▶ AIM OF THE EXERCISE: Reproduce all entries precisely, down to the last character.

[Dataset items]
--- START ---
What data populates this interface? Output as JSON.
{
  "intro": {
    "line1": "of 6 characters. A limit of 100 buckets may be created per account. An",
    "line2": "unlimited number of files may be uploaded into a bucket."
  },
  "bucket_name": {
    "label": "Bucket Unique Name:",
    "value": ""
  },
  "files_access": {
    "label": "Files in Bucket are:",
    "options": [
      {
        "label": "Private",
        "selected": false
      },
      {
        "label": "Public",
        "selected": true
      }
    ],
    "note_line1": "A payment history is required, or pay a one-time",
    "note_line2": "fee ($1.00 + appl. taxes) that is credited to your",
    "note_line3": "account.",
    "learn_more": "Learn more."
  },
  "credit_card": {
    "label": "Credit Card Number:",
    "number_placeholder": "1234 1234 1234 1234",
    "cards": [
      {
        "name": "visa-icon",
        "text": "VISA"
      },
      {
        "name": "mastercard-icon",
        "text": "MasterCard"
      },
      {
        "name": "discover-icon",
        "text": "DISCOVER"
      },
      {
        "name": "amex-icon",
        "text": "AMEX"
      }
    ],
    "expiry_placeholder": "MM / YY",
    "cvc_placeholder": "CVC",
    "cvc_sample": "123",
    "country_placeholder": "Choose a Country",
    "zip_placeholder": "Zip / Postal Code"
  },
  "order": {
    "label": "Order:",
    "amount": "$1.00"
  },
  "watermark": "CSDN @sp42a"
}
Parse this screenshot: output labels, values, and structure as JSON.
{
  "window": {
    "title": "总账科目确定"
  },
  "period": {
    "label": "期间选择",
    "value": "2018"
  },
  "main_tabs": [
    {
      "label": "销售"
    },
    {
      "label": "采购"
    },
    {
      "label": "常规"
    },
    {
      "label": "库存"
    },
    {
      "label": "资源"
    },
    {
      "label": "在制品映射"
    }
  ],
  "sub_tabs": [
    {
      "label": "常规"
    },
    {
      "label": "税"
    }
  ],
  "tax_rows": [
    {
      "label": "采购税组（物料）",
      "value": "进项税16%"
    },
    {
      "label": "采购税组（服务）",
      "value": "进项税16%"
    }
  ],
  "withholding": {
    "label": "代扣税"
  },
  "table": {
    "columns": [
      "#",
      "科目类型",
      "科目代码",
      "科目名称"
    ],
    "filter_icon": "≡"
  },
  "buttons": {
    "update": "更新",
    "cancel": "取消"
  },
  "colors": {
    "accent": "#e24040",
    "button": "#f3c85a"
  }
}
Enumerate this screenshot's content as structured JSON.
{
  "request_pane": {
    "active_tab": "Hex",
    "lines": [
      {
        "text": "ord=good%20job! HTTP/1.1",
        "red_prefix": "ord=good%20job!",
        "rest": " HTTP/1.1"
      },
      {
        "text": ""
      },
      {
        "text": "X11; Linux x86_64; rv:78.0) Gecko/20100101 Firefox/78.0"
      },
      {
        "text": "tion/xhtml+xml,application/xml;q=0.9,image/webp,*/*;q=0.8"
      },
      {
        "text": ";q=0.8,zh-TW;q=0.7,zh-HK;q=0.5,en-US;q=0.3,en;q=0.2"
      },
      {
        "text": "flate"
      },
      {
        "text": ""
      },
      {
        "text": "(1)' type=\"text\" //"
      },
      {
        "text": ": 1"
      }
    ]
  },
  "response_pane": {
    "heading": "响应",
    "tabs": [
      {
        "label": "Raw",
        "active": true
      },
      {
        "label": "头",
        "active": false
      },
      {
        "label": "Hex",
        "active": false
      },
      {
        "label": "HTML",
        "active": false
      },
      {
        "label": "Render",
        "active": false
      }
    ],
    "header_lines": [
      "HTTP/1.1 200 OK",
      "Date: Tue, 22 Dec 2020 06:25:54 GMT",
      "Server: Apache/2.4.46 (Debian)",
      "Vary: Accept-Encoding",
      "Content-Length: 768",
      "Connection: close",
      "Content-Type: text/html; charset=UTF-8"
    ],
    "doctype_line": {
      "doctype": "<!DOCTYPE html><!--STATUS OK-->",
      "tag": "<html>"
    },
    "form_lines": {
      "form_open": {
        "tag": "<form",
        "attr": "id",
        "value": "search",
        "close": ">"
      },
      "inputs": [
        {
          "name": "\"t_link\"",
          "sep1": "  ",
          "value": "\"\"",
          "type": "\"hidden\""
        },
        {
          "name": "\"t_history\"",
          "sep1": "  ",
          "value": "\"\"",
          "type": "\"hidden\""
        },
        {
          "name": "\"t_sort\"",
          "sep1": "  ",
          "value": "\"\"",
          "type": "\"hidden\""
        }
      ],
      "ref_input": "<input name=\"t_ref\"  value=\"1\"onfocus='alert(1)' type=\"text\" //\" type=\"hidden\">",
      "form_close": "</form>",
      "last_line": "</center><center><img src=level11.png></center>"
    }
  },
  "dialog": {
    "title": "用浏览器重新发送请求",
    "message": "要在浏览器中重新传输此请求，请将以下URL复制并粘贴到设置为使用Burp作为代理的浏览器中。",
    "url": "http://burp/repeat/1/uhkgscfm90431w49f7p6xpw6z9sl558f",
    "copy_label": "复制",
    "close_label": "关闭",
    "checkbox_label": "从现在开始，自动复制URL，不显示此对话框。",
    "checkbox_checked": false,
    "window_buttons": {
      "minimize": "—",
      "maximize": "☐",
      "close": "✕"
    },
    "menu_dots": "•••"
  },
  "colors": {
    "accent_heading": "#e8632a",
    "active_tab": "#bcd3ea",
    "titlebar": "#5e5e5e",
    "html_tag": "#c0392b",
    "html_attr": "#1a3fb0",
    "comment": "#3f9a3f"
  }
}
--- END ---
▶ EXPECTED ANSWER:
What data populates this interface? Output as JSON.
{
  "intro": {
    "line1": "of 6 characters. A limit of 100 buckets may be created per account. An",
    "line2": "unlimited number of files may be uploaded into a bucket."
  },
  "bucket_name": {
    "label": "Bucket Unique Name:",
    "value": ""
  },
  "files_access": {
    "label": "Files in Bucket are:",
    "options": [
      {
        "label": "Private",
        "selected": false
      },
      {
        "label": "Public",
        "selected": true
      }
    ],
    "note_line1": "A payment history is required, or pay a one-time",
    "note_line2": "fee ($1.00 + appl. taxes) that is credited to your",
    "note_line3": "account.",
    "learn_more": "Learn more."
  },
  "credit_card": {
    "label": "Credit Card Number:",
    "number_placeholder": "1234 1234 1234 1234",
    "cards": [
      {
        "name": "visa-icon",
        "text": "VISA"
      },
      {
        "name": "mastercard-icon",
        "text": "MasterCard"
      },
      {
        "name": "discover-icon",
        "text": "DISCOVER"
      },
      {
        "name": "amex-icon",
        "text": "AMEX"
      }
    ],
    "expiry_placeholder": "MM / YY",
    "cvc_placeholder": "CVC",
    "cvc_sample": "123",
    "country_placeholder": "Choose a Country",
    "zip_placeholder": "Zip / Postal Code"
  },
  "order": {
    "label": "Order:",
    "amount": "$1.00"
  },
  "watermark": "CSDN @sp42a"
}
Parse this screenshot: output labels, values, and structure as JSON.
{
  "window": {
    "title": "总账科目确定"
  },
  "period": {
    "label": "期间选择",
    "value": "2018"
  },
  "main_tabs": [
    {
      "label": "销售"
    },
    {
      "label": "采购"
    },
    {
      "label": "常规"
    },
    {
      "label": "库存"
    },
    {
      "label": "资源"
    },
    {
      "label": "在制品映射"
    }
  ],
  "sub_tabs": [
    {
      "label": "常规"
    },
    {
      "label": "税"
    }
  ],
  "tax_rows": [
    {
      "label": "采购税组（物料）",
      "value": "进项税16%"
    },
    {
      "label": "采购税组（服务）",
      "value": "进项税16%"
    }
  ],
  "withholding": {
    "label": "代扣税"
  },
  "table": {
    "columns": [
      "#",
      "科目类型",
      "科目代码",
      "科目名称"
    ],
    "filter_icon": "≡"
  },
  "buttons": {
    "update": "更新",
    "cancel": "取消"
  },
  "colors": {
    "accent": "#e24040",
    "button": "#f3c85a"
  }
}
Enumerate this screenshot's content as structured JSON.
{
  "request_pane": {
    "active_tab": "Hex",
    "lines": [
      {
        "text": "ord=good%20job! HTTP/1.1",
        "red_prefix": "ord=good%20job!",
        "rest": " HTTP/1.1"
      },
      {
        "text": ""
      },
      {
        "text": "X11; Linux x86_64; rv:78.0) Gecko/20100101 Firefox/78.0"
      },
      {
        "text": "tion/xhtml+xml,application/xml;q=0.9,image/webp,*/*;q=0.8"
      },
      {
        "text": ";q=0.8,zh-TW;q=0.7,zh-HK;q=0.5,en-US;q=0.3,en;q=0.2"
      },
      {
        "text": "flate"
      },
      {
        "text": ""
      },
      {
        "text": "(1)' type=\"text\" //"
      },
      {
        "text": ": 1"
      }
    ]
  },
  "response_pane": {
    "heading": "响应",
    "tabs": [
      {
        "label": "Raw",
        "active": true
      },
      {
        "label": "头",
        "active": false
      },
      {
        "label": "Hex",
        "active": false
      },
      {
        "label": "HTML",
        "active": false
      },
      {
        "label": "Render",
        "active": false
      }
    ],
    "header_lines": [
      "HTTP/1.1 200 OK",
      "Date: Tue, 22 Dec 2020 06:25:54 GMT",
      "Server: Apache/2.4.46 (Debian)",
      "Vary: Accept-Encoding",
      "Content-Length: 768",
      "Connection: close",
      "Content-Type: text/html; charset=UTF-8"
    ],
    "doctype_line": {
      "doctype": "<!DOCTYPE html><!--STATUS OK-->",
      "tag": "<html>"
    },
    "form_lines": {
      "form_open": {
        "tag": "<form",
        "attr": "id",
        "value": "search",
        "close": ">"
      },
      "inputs": [
        {
          "name": "\"t_link\"",
          "sep1": "  ",
          "value": "\"\"",
          "type": "\"hidden\""
        },
        {
          "name": "\"t_history\"",
          "sep1": "  ",
          "value": "\"\"",
          "type": "\"hidden\""
        },
        {
          "name": "\"t_sort\"",
          "sep1": "  ",
          "value": "\"\"",
          "type": "\"hidden\""
        }
      ],
      "ref_input": "<input name=\"t_ref\"  value=\"1\"onfocus='alert(1)' type=\"text\" //\" type=\"hidden\">",
      "form_close": "</form>",
      "last_line": "</center><center><img src=level11.png></center>"
    }
  },
  "dialog": {
    "title": "用浏览器重新发送请求",
    "message": "要在浏览器中重新传输此请求，请将以下URL复制并粘贴到设置为使用Burp作为代理的浏览器中。",
    "url": "http://burp/repeat/1/uhkgscfm90431w49f7p6xpw6z9sl558f",
    "copy_label": "复制",
    "close_label": "关闭",
    "checkbox_label": "从现在开始，自动复制URL，不显示此对话框。",
    "checkbox_checked": false,
    "window_buttons": {
      "minimize": "—",
      "maximize": "☐",
      "close": "✕"
    },
    "menu_dots": "•••"
  },
  "colors": {
    "accent_heading": "#e8632a",
    "active_tab": "#bcd3ea",
    "titlebar": "#5e5e5e",
    "html_tag": "#c0392b",
    "html_attr": "#1a3fb0",
    "comment": "#3f9a3f"
  }
}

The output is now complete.